The inset of Figure 1 shows difference spectra between both clean and adsorbed surfaces. The difference spectra were obtained after a correction for band bending was performed (see discussion below) and after normalization to the hybrid peak for the (1 0 1 0) surface and the Zn 3d peak for the (0 0 0 1)-Zn surface. A comparison of the difference spectra between the two surfaces reveals a 0.5 eV shift to higher binding energy in the Zn terminated spectrum. The line shape of the phenol HOMO on the Zn terminated surface is also quite different. For the non-polar surface, two peaks are present that appear to be in good agreement with the calculated spectrum that are assigned to the HOMO at 2.5 eV and HOMO − 1 at 3.5 eV (see bottom spectrum of the inset). However, the Zn-terminated spectrum shows a clear difference with the calculation; Specifically, it appears that either one peak has disappeared or that the two peaks are merged together. Another significant difference between the clean and dosed photoelectron spectra is the 0.6 eV and 0.4 eV Zn 3d band bending for the (1 0 1̱ 0) surface and the (0 0 0 1̱)-Zn surface, respectively. This near surface, upward shift toward the Fermi edge (decreasing BE) is consistent with a charge transfer from the surface to the phenol [31,32].

Although UPS yields information of the near-surface valence structure, EELS provides a surface sensitive method to examine low energy electronic excitations. In combination with UPS, EELS measurements allow us to infer additional key details of the electronic structure of the phenol/ZnO system, Specifically the excitations of ZnO and phenol. Figure 2 shows EELS spectra of clean and dosed (1 0 1̱ 0) and (0 0 0 1̱)-Zn at the same conditions as Figure 1. The spectral range of 0.2–9.0 eV loss energy yields direct information on the ZnO low energy band gap, interband transition at 3.6 eV (as shown in Figure 2a and indicated by the dash-dot vertical line) and the low energy corresponding HOMO–LUMO transitions of phenol [33,34]. Also included is the spectrum from a non-polar surface with physisorbed phenol at −177 °C (b). At this low temperature multiple layers of phenol are condensed, effectively forming ‘phenol ice’. Figure 2b shows condensed phenol transitions at 3.7, 4.5, 5.7, and 6.5 eV, which are due to π–π* transitions and consistent with previous gas phase measurements of phenol [34]. These excitations Specifically are between the HOMO/HOMO − 1 and LUMO/LUMO + 1/LUMO + 2 orbitals of phenol. The intense peak at 6.5 eV (indicated by a dotted vertical line in Figure 2) is similar to that of benzene, but is perturbed by the lone pair of electrons located on the oxygen causing a shift to lower energy [34].

* * * *

_REQUESTS:_
1. According to the phenol/ZnO excerpt, how does the Zn-terminated difference spectrum compare in binding energy with the spectrum of the other surface?
2. Carry on the phenol/ZnO excerpt, starting right after its final sentence.
The rows come from a separate source and are unrelated to the phenol/ZnO excerpt.

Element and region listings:
* * * *

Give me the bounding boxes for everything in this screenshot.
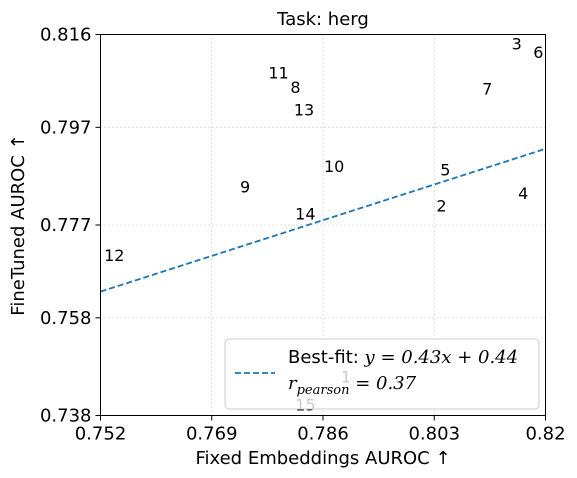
point-label-11: 11 — [268, 64, 288, 83]
legend-r-symbol: r — [288, 373, 298, 394]
legend-fit-entry: Best-fit: y = 0.43x + 0.44 — [288, 347, 518, 368]
point-label-2: 2 — [436, 196, 446, 215]
legend-r-value: = 0.37 — [349, 373, 416, 394]
x-tick-label: 0.769 — [186, 424, 238, 445]
legend-fit-equation: y = 0.43x + 0.44 — [364, 347, 519, 368]
legend-fit-prefix: Best-fit: — [288, 347, 365, 368]
legend-r-subscript: pearson — [297, 383, 350, 398]
point-label-4: 4 — [518, 184, 528, 203]
best-fit-line — [100, 147, 546, 293]
y-tick-label: 0.777 — [40, 215, 92, 236]
point-label-13: 13 — [294, 101, 314, 120]
chart-title: Task: herg — [276, 9, 369, 30]
point-label-9: 9 — [240, 177, 250, 196]
y-axis-title: FineTuned AUROC ↑ — [8, 134, 29, 315]
legend-box — [224, 338, 540, 410]
y-tick-label: 0.758 — [40, 308, 92, 329]
x-axis-title: Fixed Embeddings AUROC ↑ — [195, 448, 450, 469]
legend: Best-fit: y = 0.43x + 0.44 rpearson = 0.… — [224, 338, 540, 410]
point-label-3: 3 — [512, 34, 522, 53]
x-tick-label: 0.82 — [525, 424, 565, 445]
point-label-8: 8 — [290, 78, 300, 97]
x-tick-label: 0.752 — [75, 424, 127, 445]
point-labels: 123456789101112131415 — [104, 34, 543, 414]
point-label-14: 14 — [295, 204, 315, 223]
y-tick-label: 0.797 — [40, 117, 92, 138]
x-tick-label: 0.786 — [297, 424, 349, 445]
point-label-12: 12 — [104, 246, 124, 265]
axis-ticks: 0.752 0.769 0.786 0.803 0.82 0.738 0.758 0.777 0… — [40, 25, 566, 445]
point-label-7: 7 — [482, 80, 492, 99]
point-label-6: 6 — [533, 43, 543, 62]
x-tick-label: 0.803 — [408, 424, 460, 445]
y-tick-label: 0.816 — [40, 25, 92, 46]
y-tick-label: 0.738 — [40, 406, 92, 427]
point-label-10: 10 — [324, 157, 344, 176]
point-label-5: 5 — [440, 160, 450, 179]
legend-pearson-entry: rpearson = 0.37 — [288, 373, 417, 398]
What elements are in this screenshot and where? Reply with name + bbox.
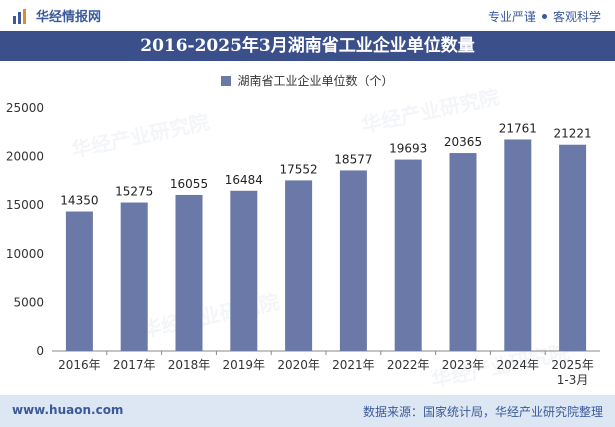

* * * *

_FINAL ANSWERS:_
1. It is shifted 0.5 eV to higher binding energy.

2.
EELS spectra of 100 L phenol adsorbed to the (1 0 1̱ 0) and the (0 0 0 1̱)-Zn surfaces at various temperatures. The spectra are as follows: (a) clean (0 0 0 1̱)-Zn: (b) adsorption at −177 °C on (1 0 1̱ 0); (c) adsorption on (1 0 1̱ 0) at room temperature; (d) adsorption on (0 0 0 1̱)-Zn at room temperature; (e) adsorption on (1 0 1̱ 0) at 220 °C; and (f) adsorption on (0 0 0 1̱)-Zn at 220 °C. The dotted vertical line is aligned to the 6.5 eV loss peak of the thick physisorbed phenol layer at −177 °C. The dot-dash vertical line on the left is aligned with the midpoint of the ZnO band gap at approximately 3.6 eV (a). All spectra are normalized to the elastic peak.

Comparing spectra of 100 L adsorbed phenol on the (1 0 1 0) surface at room temperature and 220 °C (c and e), only small differences are observed. The room temperature spectrum (c) is shifted to lower loss energy from the ‘phenol ice’ (b) by 0.2 eV while the 220 °C (e) spectrum is shifted even further to lower energy by 0.4 eV. Other than these shifts in loss energy, overall the spectra for the (1 0 1 0) surface looks like slightly perturbed, but intact phenol. This corroborates well with the UPS data shown in Figure 1. There appears to be some temperature dependence on the adsorption of phenol on the non-polar surface. However, this only shifts the spectra to lower energy.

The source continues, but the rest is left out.